§ Given exercise: Reproduce all of the data word for word.
— Start of Information supplied —
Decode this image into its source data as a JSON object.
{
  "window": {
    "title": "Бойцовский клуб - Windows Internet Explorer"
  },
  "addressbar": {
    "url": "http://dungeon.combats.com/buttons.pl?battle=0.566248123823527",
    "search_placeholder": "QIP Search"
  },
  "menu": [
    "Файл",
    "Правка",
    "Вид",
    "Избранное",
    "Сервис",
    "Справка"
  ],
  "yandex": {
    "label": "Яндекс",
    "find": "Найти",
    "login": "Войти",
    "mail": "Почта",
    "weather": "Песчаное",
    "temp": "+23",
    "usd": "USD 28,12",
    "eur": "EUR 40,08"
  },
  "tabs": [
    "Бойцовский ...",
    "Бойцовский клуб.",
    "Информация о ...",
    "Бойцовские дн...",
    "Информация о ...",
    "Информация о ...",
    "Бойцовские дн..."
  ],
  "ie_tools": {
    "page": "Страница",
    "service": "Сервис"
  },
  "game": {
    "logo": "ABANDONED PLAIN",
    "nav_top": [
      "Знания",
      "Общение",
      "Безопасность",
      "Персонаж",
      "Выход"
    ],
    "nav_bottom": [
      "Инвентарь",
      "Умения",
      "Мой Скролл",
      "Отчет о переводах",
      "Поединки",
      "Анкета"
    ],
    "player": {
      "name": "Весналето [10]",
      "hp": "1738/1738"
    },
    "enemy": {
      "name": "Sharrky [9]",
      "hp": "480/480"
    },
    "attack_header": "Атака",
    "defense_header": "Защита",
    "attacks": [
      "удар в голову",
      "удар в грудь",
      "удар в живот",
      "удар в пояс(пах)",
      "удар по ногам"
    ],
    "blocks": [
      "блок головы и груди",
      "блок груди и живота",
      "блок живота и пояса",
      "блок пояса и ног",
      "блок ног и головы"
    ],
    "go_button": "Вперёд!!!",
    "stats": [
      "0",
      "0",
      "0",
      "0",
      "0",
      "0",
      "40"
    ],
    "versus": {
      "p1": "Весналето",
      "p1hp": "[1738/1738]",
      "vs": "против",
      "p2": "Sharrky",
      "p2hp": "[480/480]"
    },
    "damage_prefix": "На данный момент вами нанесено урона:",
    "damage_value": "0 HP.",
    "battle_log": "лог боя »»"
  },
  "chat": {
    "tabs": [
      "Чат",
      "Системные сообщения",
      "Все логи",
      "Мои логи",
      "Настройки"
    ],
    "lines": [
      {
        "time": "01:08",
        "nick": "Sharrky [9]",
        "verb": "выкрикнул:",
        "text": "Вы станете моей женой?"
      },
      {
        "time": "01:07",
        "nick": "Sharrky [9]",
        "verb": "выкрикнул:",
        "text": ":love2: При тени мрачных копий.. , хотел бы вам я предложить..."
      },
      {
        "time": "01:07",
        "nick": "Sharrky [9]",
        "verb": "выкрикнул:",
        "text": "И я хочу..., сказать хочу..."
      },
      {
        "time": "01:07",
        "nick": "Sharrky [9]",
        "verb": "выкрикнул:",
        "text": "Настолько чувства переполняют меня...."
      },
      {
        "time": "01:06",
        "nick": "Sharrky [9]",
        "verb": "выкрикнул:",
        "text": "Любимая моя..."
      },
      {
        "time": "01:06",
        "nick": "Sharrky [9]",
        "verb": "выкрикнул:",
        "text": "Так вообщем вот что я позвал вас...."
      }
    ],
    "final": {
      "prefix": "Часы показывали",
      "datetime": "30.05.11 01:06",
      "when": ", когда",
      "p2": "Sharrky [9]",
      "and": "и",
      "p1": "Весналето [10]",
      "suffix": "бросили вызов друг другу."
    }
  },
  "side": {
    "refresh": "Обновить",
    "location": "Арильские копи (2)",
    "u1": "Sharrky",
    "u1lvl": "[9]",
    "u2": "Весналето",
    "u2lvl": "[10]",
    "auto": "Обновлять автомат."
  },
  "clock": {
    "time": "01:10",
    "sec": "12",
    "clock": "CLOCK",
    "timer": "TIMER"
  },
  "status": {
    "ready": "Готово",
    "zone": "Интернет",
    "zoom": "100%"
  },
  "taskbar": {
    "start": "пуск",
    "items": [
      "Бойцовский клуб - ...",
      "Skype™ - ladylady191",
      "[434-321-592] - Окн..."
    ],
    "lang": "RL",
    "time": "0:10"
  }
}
— End of Information supplied —
§ Output below:
Decode this image into its source data as a JSON object.
{
  "window": {
    "title": "Бойцовский клуб - Windows Internet Explorer"
  },
  "addressbar": {
    "url": "http://dungeon.combats.com/buttons.pl?battle=0.566248123823527",
    "search_placeholder": "QIP Search"
  },
  "menu": [
    "Файл",
    "Правка",
    "Вид",
    "Избранное",
    "Сервис",
    "Справка"
  ],
  "yandex": {
    "label": "Яндекс",
    "find": "Найти",
    "login": "Войти",
    "mail": "Почта",
    "weather": "Песчаное",
    "temp": "+23",
    "usd": "USD 28,12",
    "eur": "EUR 40,08"
  },
  "tabs": [
    "Бойцовский ...",
    "Бойцовский клуб.",
    "Информация о ...",
    "Бойцовские дн...",
    "Информация о ...",
    "Информация о ...",
    "Бойцовские дн..."
  ],
  "ie_tools": {
    "page": "Страница",
    "service": "Сервис"
  },
  "game": {
    "logo": "ABANDONED PLAIN",
    "nav_top": [
      "Знания",
      "Общение",
      "Безопасность",
      "Персонаж",
      "Выход"
    ],
    "nav_bottom": [
      "Инвентарь",
      "Умения",
      "Мой Скролл",
      "Отчет о переводах",
      "Поединки",
      "Анкета"
    ],
    "player": {
      "name": "Весналето [10]",
      "hp": "1738/1738"
    },
    "enemy": {
      "name": "Sharrky [9]",
      "hp": "480/480"
    },
    "attack_header": "Атака",
    "defense_header": "Защита",
    "attacks": [
      "удар в голову",
      "удар в грудь",
      "удар в живот",
      "удар в пояс(пах)",
      "удар по ногам"
    ],
    "blocks": [
      "блок головы и груди",
      "блок груди и живота",
      "блок живота и пояса",
      "блок пояса и ног",
      "блок ног и головы"
    ],
    "go_button": "Вперёд!!!",
    "stats": [
      "0",
      "0",
      "0",
      "0",
      "0",
      "0",
      "40"
    ],
    "versus": {
      "p1": "Весналето",
      "p1hp": "[1738/1738]",
      "vs": "против",
      "p2": "Sharrky",
      "p2hp": "[480/480]"
    },
    "damage_prefix": "На данный момент вами нанесено урона:",
    "damage_value": "0 HP.",
    "battle_log": "лог боя »»"
  },
  "chat": {
    "tabs": [
      "Чат",
      "Системные сообщения",
      "Все логи",
      "Мои логи",
      "Настройки"
    ],
    "lines": [
      {
        "time": "01:08",
        "nick": "Sharrky [9]",
        "verb": "выкрикнул:",
        "text": "Вы станете моей женой?"
      },
      {
        "time": "01:07",
        "nick": "Sharrky [9]",
        "verb": "выкрикнул:",
        "text": ":love2: При тени мрачных копий.. , хотел бы вам я предложить..."
      },
      {
        "time": "01:07",
        "nick": "Sharrky [9]",
        "verb": "выкрикнул:",
        "text": "И я хочу..., сказать хочу..."
      },
      {
        "time": "01:07",
        "nick": "Sharrky [9]",
        "verb": "выкрикнул:",
        "text": "Настолько чувства переполняют меня...."
      },
      {
        "time": "01:06",
        "nick": "Sharrky [9]",
        "verb": "выкрикнул:",
        "text": "Любимая моя..."
      },
      {
        "time": "01:06",
        "nick": "Sharrky [9]",
        "verb": "выкрикнул:",
        "text": "Так вообщем вот что я позвал вас...."
      }
    ],
    "final": {
      "prefix": "Часы показывали",
      "datetime": "30.05.11 01:06",
      "when": ", когда",
      "p2": "Sharrky [9]",
      "and": "и",
      "p1": "Весналето [10]",
      "suffix": "бросили вызов друг другу."
    }
  },
  "side": {
    "refresh": "Обновить",
    "location": "Арильские копи (2)",
    "u1": "Sharrky",
    "u1lvl": "[9]",
    "u2": "Весналето",
    "u2lvl": "[10]",
    "auto": "Обновлять автомат."
  },
  "clock": {
    "time": "01:10",
    "sec": "12",
    "clock": "CLOCK",
    "timer": "TIMER"
  },
  "status": {
    "ready": "Готово",
    "zone": "Интернет",
    "zoom": "100%"
  },
  "taskbar": {
    "start": "пуск",
    "items": [
      "Бойцовский клуб - ...",
      "Skype™ - ladylady191",
      "[434-321-592] - Окн..."
    ],
    "lang": "RL",
    "time": "0:10"
  }
}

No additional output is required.